(Figure data in JSON)
## Start
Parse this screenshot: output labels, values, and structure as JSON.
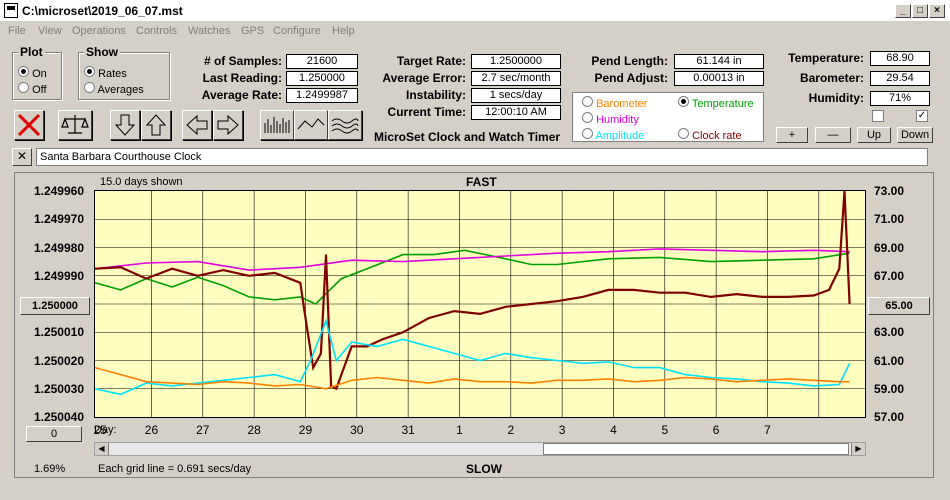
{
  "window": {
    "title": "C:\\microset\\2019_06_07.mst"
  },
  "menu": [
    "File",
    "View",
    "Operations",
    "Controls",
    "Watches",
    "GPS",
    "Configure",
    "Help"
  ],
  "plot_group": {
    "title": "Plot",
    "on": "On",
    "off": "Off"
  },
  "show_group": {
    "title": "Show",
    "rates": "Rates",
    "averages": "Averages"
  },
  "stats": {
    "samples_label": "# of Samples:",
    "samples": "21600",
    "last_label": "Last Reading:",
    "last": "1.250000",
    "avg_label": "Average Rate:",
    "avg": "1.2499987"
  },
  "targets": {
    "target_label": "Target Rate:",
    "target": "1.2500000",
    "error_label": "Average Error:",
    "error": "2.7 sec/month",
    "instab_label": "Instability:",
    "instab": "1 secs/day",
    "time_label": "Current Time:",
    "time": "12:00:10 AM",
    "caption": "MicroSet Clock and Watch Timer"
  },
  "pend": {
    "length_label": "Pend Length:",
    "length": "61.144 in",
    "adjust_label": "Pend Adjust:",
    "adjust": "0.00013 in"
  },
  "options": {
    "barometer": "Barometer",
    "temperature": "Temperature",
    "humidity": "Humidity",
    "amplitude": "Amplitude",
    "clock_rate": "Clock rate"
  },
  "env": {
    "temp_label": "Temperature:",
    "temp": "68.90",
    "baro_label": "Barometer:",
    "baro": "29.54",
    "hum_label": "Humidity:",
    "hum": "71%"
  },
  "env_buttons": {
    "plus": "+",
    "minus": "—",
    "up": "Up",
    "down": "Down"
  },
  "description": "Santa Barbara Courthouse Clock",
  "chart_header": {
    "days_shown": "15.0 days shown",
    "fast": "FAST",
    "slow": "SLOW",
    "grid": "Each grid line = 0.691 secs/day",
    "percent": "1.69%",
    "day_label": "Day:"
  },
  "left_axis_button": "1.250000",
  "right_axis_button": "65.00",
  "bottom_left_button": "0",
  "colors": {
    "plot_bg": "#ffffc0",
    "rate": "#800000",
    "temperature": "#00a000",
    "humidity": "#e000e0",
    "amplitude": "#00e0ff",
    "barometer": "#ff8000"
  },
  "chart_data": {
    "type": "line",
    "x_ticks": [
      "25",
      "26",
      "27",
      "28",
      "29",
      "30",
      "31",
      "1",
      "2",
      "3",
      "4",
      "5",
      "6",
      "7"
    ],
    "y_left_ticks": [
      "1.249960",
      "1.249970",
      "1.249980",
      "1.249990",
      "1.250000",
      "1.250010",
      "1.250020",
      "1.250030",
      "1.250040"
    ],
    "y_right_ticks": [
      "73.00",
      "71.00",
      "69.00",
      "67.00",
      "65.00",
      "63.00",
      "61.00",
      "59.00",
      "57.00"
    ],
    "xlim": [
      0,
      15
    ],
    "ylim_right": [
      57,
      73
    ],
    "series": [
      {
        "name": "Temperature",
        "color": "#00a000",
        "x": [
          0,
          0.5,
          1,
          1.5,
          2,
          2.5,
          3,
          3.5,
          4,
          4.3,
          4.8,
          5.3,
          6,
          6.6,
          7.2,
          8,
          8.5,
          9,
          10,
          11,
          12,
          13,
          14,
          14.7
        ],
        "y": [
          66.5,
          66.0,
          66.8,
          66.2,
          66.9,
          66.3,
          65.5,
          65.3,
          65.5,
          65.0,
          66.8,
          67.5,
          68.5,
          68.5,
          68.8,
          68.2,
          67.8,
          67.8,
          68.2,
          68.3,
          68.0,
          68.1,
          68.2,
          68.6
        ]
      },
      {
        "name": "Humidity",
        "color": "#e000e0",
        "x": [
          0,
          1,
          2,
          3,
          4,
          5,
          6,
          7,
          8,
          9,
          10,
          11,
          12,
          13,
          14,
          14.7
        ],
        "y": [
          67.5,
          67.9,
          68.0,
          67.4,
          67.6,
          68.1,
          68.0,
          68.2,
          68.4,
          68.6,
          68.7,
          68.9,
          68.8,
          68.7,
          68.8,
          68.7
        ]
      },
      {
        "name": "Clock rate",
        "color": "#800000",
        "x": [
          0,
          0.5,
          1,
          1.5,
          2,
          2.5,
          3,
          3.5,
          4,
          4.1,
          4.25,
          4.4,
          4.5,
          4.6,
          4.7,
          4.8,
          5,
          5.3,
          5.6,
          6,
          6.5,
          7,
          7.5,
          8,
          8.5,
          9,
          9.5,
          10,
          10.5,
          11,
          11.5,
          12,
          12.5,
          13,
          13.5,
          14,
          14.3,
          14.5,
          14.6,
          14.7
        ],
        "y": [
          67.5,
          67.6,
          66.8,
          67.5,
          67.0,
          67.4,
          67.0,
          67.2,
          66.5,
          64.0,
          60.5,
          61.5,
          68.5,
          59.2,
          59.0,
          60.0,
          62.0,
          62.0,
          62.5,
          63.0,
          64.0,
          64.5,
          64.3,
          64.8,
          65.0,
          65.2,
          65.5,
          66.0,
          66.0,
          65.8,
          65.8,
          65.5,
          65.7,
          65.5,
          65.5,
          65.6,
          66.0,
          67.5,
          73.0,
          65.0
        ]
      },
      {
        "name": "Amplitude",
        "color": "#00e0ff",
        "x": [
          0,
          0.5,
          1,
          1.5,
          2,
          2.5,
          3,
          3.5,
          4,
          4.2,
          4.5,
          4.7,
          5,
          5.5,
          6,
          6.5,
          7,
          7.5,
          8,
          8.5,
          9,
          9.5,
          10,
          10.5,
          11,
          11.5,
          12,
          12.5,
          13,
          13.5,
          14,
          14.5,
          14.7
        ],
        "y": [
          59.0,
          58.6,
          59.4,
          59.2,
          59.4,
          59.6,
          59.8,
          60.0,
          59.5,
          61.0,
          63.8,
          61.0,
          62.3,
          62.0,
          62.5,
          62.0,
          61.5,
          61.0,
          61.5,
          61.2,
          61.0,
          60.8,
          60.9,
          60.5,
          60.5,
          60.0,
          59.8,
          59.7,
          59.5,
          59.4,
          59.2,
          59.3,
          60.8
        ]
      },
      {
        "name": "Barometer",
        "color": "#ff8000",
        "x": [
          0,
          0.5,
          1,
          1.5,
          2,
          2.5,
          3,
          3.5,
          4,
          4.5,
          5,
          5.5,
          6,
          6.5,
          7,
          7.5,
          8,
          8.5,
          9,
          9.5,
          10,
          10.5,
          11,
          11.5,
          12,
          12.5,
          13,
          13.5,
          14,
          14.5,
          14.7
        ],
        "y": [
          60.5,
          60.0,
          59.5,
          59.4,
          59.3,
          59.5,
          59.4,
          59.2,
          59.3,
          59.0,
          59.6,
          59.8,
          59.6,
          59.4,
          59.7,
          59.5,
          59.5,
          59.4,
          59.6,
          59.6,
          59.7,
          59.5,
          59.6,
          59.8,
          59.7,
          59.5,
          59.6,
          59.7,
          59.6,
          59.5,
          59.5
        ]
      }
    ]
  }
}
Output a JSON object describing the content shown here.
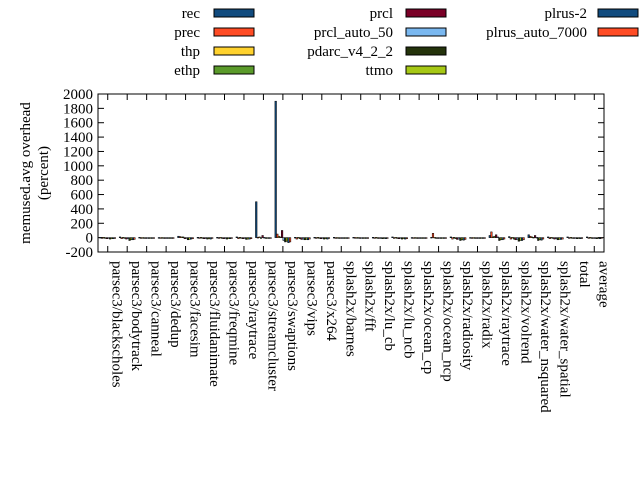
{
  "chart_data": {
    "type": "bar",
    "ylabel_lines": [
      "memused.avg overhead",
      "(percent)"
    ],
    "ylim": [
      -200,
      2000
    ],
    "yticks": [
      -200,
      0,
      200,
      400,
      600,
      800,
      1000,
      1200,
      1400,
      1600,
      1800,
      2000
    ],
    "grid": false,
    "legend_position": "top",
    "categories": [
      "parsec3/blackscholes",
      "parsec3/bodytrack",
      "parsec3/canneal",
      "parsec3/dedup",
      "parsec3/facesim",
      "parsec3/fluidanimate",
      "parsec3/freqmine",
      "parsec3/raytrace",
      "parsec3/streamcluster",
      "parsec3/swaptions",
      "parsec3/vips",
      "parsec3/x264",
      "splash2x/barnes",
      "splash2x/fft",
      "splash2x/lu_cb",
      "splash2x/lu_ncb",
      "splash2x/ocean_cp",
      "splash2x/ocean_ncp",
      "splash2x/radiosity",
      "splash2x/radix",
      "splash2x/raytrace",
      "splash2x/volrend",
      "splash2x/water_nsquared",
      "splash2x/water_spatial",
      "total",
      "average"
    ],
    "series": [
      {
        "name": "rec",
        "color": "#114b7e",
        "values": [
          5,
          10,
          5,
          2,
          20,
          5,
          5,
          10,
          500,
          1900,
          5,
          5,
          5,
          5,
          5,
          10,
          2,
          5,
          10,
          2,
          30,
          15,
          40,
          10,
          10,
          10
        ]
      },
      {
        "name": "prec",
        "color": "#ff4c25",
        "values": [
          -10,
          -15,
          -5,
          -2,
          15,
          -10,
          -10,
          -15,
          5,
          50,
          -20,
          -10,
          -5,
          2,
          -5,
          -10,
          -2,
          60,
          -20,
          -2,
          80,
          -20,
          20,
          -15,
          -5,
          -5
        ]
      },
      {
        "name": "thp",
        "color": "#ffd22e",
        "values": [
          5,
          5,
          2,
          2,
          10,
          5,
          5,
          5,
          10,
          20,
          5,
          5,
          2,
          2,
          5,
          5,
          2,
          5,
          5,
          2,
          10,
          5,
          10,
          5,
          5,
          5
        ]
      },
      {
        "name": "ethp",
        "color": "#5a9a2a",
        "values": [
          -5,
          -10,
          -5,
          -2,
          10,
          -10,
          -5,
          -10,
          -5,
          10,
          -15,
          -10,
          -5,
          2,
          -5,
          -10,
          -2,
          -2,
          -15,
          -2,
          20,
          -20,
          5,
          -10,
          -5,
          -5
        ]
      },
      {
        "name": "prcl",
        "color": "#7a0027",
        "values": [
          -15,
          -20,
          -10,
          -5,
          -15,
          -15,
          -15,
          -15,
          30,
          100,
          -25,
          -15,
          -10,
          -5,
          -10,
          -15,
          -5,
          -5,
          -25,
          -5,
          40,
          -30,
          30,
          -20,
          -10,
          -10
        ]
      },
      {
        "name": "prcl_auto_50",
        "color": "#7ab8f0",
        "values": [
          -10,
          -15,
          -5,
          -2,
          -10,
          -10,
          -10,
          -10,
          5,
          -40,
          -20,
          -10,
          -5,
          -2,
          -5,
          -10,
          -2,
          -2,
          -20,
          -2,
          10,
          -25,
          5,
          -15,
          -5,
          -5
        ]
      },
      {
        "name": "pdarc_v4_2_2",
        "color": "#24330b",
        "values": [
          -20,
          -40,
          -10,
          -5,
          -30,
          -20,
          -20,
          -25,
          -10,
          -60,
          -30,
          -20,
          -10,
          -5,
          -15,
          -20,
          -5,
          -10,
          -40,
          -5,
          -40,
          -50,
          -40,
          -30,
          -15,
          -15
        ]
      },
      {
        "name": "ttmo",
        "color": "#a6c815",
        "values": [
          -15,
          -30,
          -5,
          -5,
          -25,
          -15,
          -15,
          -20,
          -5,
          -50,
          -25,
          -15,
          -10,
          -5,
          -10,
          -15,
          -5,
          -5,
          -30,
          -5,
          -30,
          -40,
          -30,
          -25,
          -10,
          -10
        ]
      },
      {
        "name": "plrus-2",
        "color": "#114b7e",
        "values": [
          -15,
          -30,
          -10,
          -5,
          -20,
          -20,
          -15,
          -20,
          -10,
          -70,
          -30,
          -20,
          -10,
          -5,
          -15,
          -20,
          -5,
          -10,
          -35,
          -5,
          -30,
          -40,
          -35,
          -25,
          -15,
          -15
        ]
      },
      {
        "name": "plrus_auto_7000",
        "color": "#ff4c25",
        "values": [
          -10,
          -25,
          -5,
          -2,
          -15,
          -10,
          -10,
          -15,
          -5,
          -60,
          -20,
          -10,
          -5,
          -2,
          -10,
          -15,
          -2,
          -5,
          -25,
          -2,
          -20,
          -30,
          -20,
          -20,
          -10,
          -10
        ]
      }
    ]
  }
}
## End
◆ Instruction
Using the material above, gather every line that includes "shown".

◆ Completed task
    "days_shown": "15.0 days shown",
Output a JSON object describing the content shown here.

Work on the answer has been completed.